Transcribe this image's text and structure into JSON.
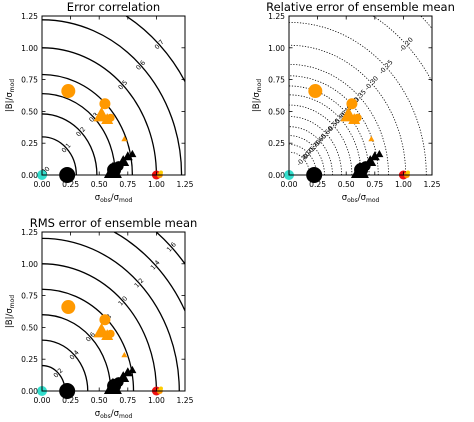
{
  "colors": {
    "black": "#000000",
    "orange": "#ff9900",
    "red": "#ee1111",
    "cyan": "#33ddcc",
    "yellow": "#ffcc00"
  },
  "axes": {
    "x_ticks": [
      "0.00",
      "0.25",
      "0.50",
      "0.75",
      "1.00",
      "1.25"
    ],
    "y_ticks": [
      "0.00",
      "0.25",
      "0.50",
      "0.75",
      "1.00",
      "1.25"
    ],
    "xlabel": {
      "sigma": "σ",
      "obs": "obs",
      "slash": "/",
      "mod": "mod"
    },
    "ylabel": {
      "b": "|B|/",
      "sigma": "σ",
      "mod": "mod"
    }
  },
  "chart_data": [
    {
      "type": "scatter",
      "title": "Error correlation",
      "xlim": [
        0,
        1.25
      ],
      "ylim": [
        0,
        1.25
      ],
      "contour_style": "solid",
      "contours": [
        {
          "label": "0.0",
          "r": 0.04
        },
        {
          "label": "0.1",
          "r": 0.3
        },
        {
          "label": "0.2",
          "r": 0.48
        },
        {
          "label": "0.3",
          "r": 0.64
        },
        {
          "label": "0.4",
          "r": 0.79
        },
        {
          "label": "0.5",
          "r": 1.0
        },
        {
          "label": "0.6",
          "r": 1.22
        },
        {
          "label": "0.7",
          "r": 1.45
        }
      ],
      "points": [
        {
          "shape": "circle",
          "color": "#33ddcc",
          "x": 0.0,
          "y": 0.0,
          "size": 5
        },
        {
          "shape": "circle",
          "color": "#000000",
          "x": 0.22,
          "y": 0.0,
          "size": 8
        },
        {
          "shape": "circle",
          "color": "#000000",
          "x": 0.63,
          "y": 0.04,
          "size": 7
        },
        {
          "shape": "circle",
          "color": "#000000",
          "x": 0.67,
          "y": 0.07,
          "size": 5
        },
        {
          "shape": "triangle",
          "color": "#000000",
          "x": 0.62,
          "y": 0.02,
          "size": 9
        },
        {
          "shape": "triangle",
          "color": "#000000",
          "x": 0.71,
          "y": 0.1,
          "size": 6
        },
        {
          "shape": "triangle",
          "color": "#000000",
          "x": 0.75,
          "y": 0.14,
          "size": 5
        },
        {
          "shape": "triangle",
          "color": "#000000",
          "x": 0.79,
          "y": 0.16,
          "size": 4
        },
        {
          "shape": "circle",
          "color": "#ff9900",
          "x": 0.23,
          "y": 0.66,
          "size": 7
        },
        {
          "shape": "circle",
          "color": "#ff9900",
          "x": 0.55,
          "y": 0.56,
          "size": 5.5
        },
        {
          "shape": "triangle",
          "color": "#ff9900",
          "x": 0.52,
          "y": 0.46,
          "size": 8
        },
        {
          "shape": "triangle",
          "color": "#ff9900",
          "x": 0.57,
          "y": 0.43,
          "size": 6
        },
        {
          "shape": "circle",
          "color": "#ff9900",
          "x": 0.6,
          "y": 0.45,
          "size": 4
        },
        {
          "shape": "triangle",
          "color": "#ff9900",
          "x": 0.72,
          "y": 0.28,
          "size": 3
        },
        {
          "shape": "circle",
          "color": "#ee1111",
          "x": 1.0,
          "y": 0.0,
          "size": 4.5
        },
        {
          "shape": "circle",
          "color": "#ff9900",
          "x": 1.03,
          "y": 0.0,
          "size": 3
        },
        {
          "shape": "circle",
          "color": "#ffcc00",
          "x": 1.04,
          "y": 0.02,
          "size": 2
        }
      ]
    },
    {
      "type": "scatter",
      "title": "Relative error of ensemble mean",
      "xlim": [
        0,
        1.25
      ],
      "ylim": [
        0,
        1.25
      ],
      "contour_style": "dotted",
      "contours": [
        {
          "label": "-0.80",
          "r": 0.18
        },
        {
          "label": "-0.75",
          "r": 0.24
        },
        {
          "label": "-0.70",
          "r": 0.31
        },
        {
          "label": "-0.65",
          "r": 0.38
        },
        {
          "label": "-0.60",
          "r": 0.46
        },
        {
          "label": "-0.55",
          "r": 0.55
        },
        {
          "label": "-0.50",
          "r": 0.63
        },
        {
          "label": "-0.45",
          "r": 0.7
        },
        {
          "label": "-0.40",
          "r": 0.78
        },
        {
          "label": "-0.35",
          "r": 0.87
        },
        {
          "label": "-0.30",
          "r": 1.02
        },
        {
          "label": "-0.25",
          "r": 1.2
        },
        {
          "label": "-0.20",
          "r": 1.45
        },
        {
          "label": "",
          "r": 1.7
        }
      ],
      "points": [
        {
          "shape": "circle",
          "color": "#33ddcc",
          "x": 0.0,
          "y": 0.0,
          "size": 5
        },
        {
          "shape": "circle",
          "color": "#000000",
          "x": 0.22,
          "y": 0.0,
          "size": 8
        },
        {
          "shape": "circle",
          "color": "#000000",
          "x": 0.63,
          "y": 0.04,
          "size": 7
        },
        {
          "shape": "circle",
          "color": "#000000",
          "x": 0.67,
          "y": 0.07,
          "size": 5
        },
        {
          "shape": "triangle",
          "color": "#000000",
          "x": 0.62,
          "y": 0.02,
          "size": 9
        },
        {
          "shape": "triangle",
          "color": "#000000",
          "x": 0.71,
          "y": 0.1,
          "size": 6
        },
        {
          "shape": "triangle",
          "color": "#000000",
          "x": 0.75,
          "y": 0.14,
          "size": 5
        },
        {
          "shape": "triangle",
          "color": "#000000",
          "x": 0.79,
          "y": 0.16,
          "size": 4
        },
        {
          "shape": "circle",
          "color": "#ff9900",
          "x": 0.23,
          "y": 0.66,
          "size": 7
        },
        {
          "shape": "circle",
          "color": "#ff9900",
          "x": 0.55,
          "y": 0.56,
          "size": 5.5
        },
        {
          "shape": "triangle",
          "color": "#ff9900",
          "x": 0.52,
          "y": 0.46,
          "size": 8
        },
        {
          "shape": "triangle",
          "color": "#ff9900",
          "x": 0.57,
          "y": 0.43,
          "size": 6
        },
        {
          "shape": "circle",
          "color": "#ff9900",
          "x": 0.6,
          "y": 0.45,
          "size": 4
        },
        {
          "shape": "triangle",
          "color": "#ff9900",
          "x": 0.72,
          "y": 0.28,
          "size": 3
        },
        {
          "shape": "circle",
          "color": "#ee1111",
          "x": 1.0,
          "y": 0.0,
          "size": 4.5
        },
        {
          "shape": "circle",
          "color": "#ff9900",
          "x": 1.03,
          "y": 0.0,
          "size": 3
        },
        {
          "shape": "circle",
          "color": "#ffcc00",
          "x": 1.04,
          "y": 0.02,
          "size": 2
        }
      ]
    },
    {
      "type": "scatter",
      "title": "RMS error of ensemble mean",
      "xlim": [
        0,
        1.25
      ],
      "ylim": [
        0,
        1.25
      ],
      "contour_style": "solid",
      "contours": [
        {
          "label": "0.2",
          "r": 0.2
        },
        {
          "label": "0.4",
          "r": 0.4
        },
        {
          "label": "0.6",
          "r": 0.6
        },
        {
          "label": "0.8",
          "r": 0.8
        },
        {
          "label": "1.0",
          "r": 1.0
        },
        {
          "label": "1.2",
          "r": 1.2
        },
        {
          "label": "1.4",
          "r": 1.4
        },
        {
          "label": "1.6",
          "r": 1.6
        }
      ],
      "points": [
        {
          "shape": "circle",
          "color": "#33ddcc",
          "x": 0.0,
          "y": 0.0,
          "size": 5
        },
        {
          "shape": "circle",
          "color": "#000000",
          "x": 0.22,
          "y": 0.0,
          "size": 8
        },
        {
          "shape": "circle",
          "color": "#000000",
          "x": 0.63,
          "y": 0.04,
          "size": 7
        },
        {
          "shape": "circle",
          "color": "#000000",
          "x": 0.67,
          "y": 0.07,
          "size": 5
        },
        {
          "shape": "triangle",
          "color": "#000000",
          "x": 0.62,
          "y": 0.02,
          "size": 9
        },
        {
          "shape": "triangle",
          "color": "#000000",
          "x": 0.71,
          "y": 0.1,
          "size": 6
        },
        {
          "shape": "triangle",
          "color": "#000000",
          "x": 0.75,
          "y": 0.14,
          "size": 5
        },
        {
          "shape": "triangle",
          "color": "#000000",
          "x": 0.79,
          "y": 0.16,
          "size": 4
        },
        {
          "shape": "circle",
          "color": "#ff9900",
          "x": 0.23,
          "y": 0.66,
          "size": 7
        },
        {
          "shape": "circle",
          "color": "#ff9900",
          "x": 0.55,
          "y": 0.56,
          "size": 5.5
        },
        {
          "shape": "triangle",
          "color": "#ff9900",
          "x": 0.52,
          "y": 0.46,
          "size": 8
        },
        {
          "shape": "triangle",
          "color": "#ff9900",
          "x": 0.57,
          "y": 0.43,
          "size": 6
        },
        {
          "shape": "circle",
          "color": "#ff9900",
          "x": 0.6,
          "y": 0.45,
          "size": 4
        },
        {
          "shape": "triangle",
          "color": "#ff9900",
          "x": 0.72,
          "y": 0.28,
          "size": 3
        },
        {
          "shape": "circle",
          "color": "#ee1111",
          "x": 1.0,
          "y": 0.0,
          "size": 4.5
        },
        {
          "shape": "circle",
          "color": "#ff9900",
          "x": 1.03,
          "y": 0.0,
          "size": 3
        },
        {
          "shape": "circle",
          "color": "#ffcc00",
          "x": 1.04,
          "y": 0.02,
          "size": 2
        }
      ]
    }
  ]
}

» Problem description:
Search the entries for the word "title", then gather every line that has it.

» Final result:
      "title": "Error correlation",
      "title": "Relative error of ensemble mean",
      "title": "RMS error of ensemble mean",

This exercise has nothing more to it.